■ What the task requires:
Skip the pictures and extract all of the lines exactly as written.

Extracted records
===

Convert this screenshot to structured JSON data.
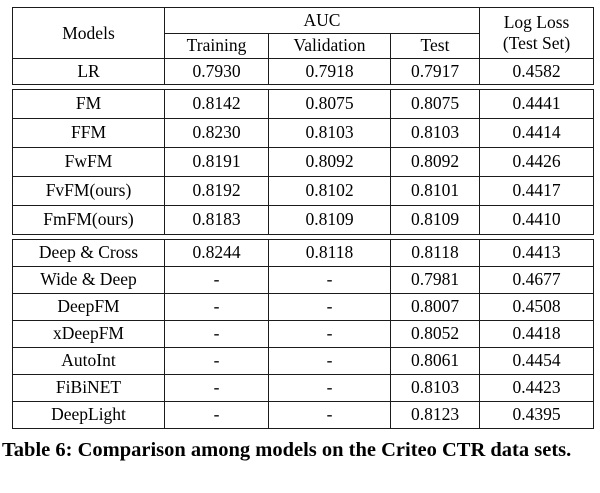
{
  "table": {
    "header": {
      "models": "Models",
      "auc": "AUC",
      "subcolumns": [
        "Training",
        "Validation",
        "Test"
      ],
      "logloss_line1": "Log Loss",
      "logloss_line2": "(Test Set)"
    },
    "sections": [
      {
        "rows": [
          {
            "model": "LR",
            "cells": [
              "0.7930",
              "0.7918",
              "0.7917",
              "0.4582"
            ]
          }
        ]
      },
      {
        "rows": [
          {
            "model": "FM",
            "cells": [
              "0.8142",
              "0.8075",
              "0.8075",
              "0.4441"
            ]
          },
          {
            "model": "FFM",
            "cells": [
              "0.8230",
              "0.8103",
              "0.8103",
              "0.4414"
            ]
          },
          {
            "model": "FwFM",
            "cells": [
              "0.8191",
              "0.8092",
              "0.8092",
              "0.4426"
            ]
          },
          {
            "model": "FvFM(ours)",
            "cells": [
              "0.8192",
              "0.8102",
              "0.8101",
              "0.4417"
            ]
          },
          {
            "model": "FmFM(ours)",
            "cells": [
              "0.8183",
              "0.8109",
              "0.8109",
              "0.4410"
            ]
          }
        ]
      },
      {
        "rows": [
          {
            "model": "Deep & Cross",
            "cells": [
              "0.8244",
              "0.8118",
              "0.8118",
              "0.4413"
            ]
          },
          {
            "model": "Wide & Deep",
            "cells": [
              "-",
              "-",
              "0.7981",
              "0.4677"
            ]
          },
          {
            "model": "DeepFM",
            "cells": [
              "-",
              "-",
              "0.8007",
              "0.4508"
            ]
          },
          {
            "model": "xDeepFM",
            "cells": [
              "-",
              "-",
              "0.8052",
              "0.4418"
            ]
          },
          {
            "model": "AutoInt",
            "cells": [
              "-",
              "-",
              "0.8061",
              "0.4454"
            ]
          },
          {
            "model": "FiBiNET",
            "cells": [
              "-",
              "-",
              "0.8103",
              "0.4423"
            ]
          },
          {
            "model": "DeepLight",
            "cells": [
              "-",
              "-",
              "0.8123",
              "0.4395"
            ]
          }
        ]
      }
    ]
  },
  "caption": "Table 6: Comparison among models on the Criteo CTR data sets.",
  "colors": {
    "background": "#ffffff",
    "text": "#000000",
    "border": "#1b1b1b"
  }
}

===

■ Exercise result:
Convert this screenshot to structured JSON data.
{
  "table": {
    "header": {
      "models": "Models",
      "auc": "AUC",
      "subcolumns": [
        "Training",
        "Validation",
        "Test"
      ],
      "logloss_line1": "Log Loss",
      "logloss_line2": "(Test Set)"
    },
    "sections": [
      {
        "rows": [
          {
            "model": "LR",
            "cells": [
              "0.7930",
              "0.7918",
              "0.7917",
              "0.4582"
            ]
          }
        ]
      },
      {
        "rows": [
          {
            "model": "FM",
            "cells": [
              "0.8142",
              "0.8075",
              "0.8075",
              "0.4441"
            ]
          },
          {
            "model": "FFM",
            "cells": [
              "0.8230",
              "0.8103",
              "0.8103",
              "0.4414"
            ]
          },
          {
            "model": "FwFM",
            "cells": [
              "0.8191",
              "0.8092",
              "0.8092",
              "0.4426"
            ]
          },
          {
            "model": "FvFM(ours)",
            "cells": [
              "0.8192",
              "0.8102",
              "0.8101",
              "0.4417"
            ]
          },
          {
            "model": "FmFM(ours)",
            "cells": [
              "0.8183",
              "0.8109",
              "0.8109",
              "0.4410"
            ]
          }
        ]
      },
      {
        "rows": [
          {
            "model": "Deep & Cross",
            "cells": [
              "0.8244",
              "0.8118",
              "0.8118",
              "0.4413"
            ]
          },
          {
            "model": "Wide & Deep",
            "cells": [
              "-",
              "-",
              "0.7981",
              "0.4677"
            ]
          },
          {
            "model": "DeepFM",
            "cells": [
              "-",
              "-",
              "0.8007",
              "0.4508"
            ]
          },
          {
            "model": "xDeepFM",
            "cells": [
              "-",
              "-",
              "0.8052",
              "0.4418"
            ]
          },
          {
            "model": "AutoInt",
            "cells": [
              "-",
              "-",
              "0.8061",
              "0.4454"
            ]
          },
          {
            "model": "FiBiNET",
            "cells": [
              "-",
              "-",
              "0.8103",
              "0.4423"
            ]
          },
          {
            "model": "DeepLight",
            "cells": [
              "-",
              "-",
              "0.8123",
              "0.4395"
            ]
          }
        ]
      }
    ]
  },
  "caption": "Table 6: Comparison among models on the Criteo CTR data sets.",
  "colors": {
    "background": "#ffffff",
    "text": "#000000",
    "border": "#1b1b1b"
  }
}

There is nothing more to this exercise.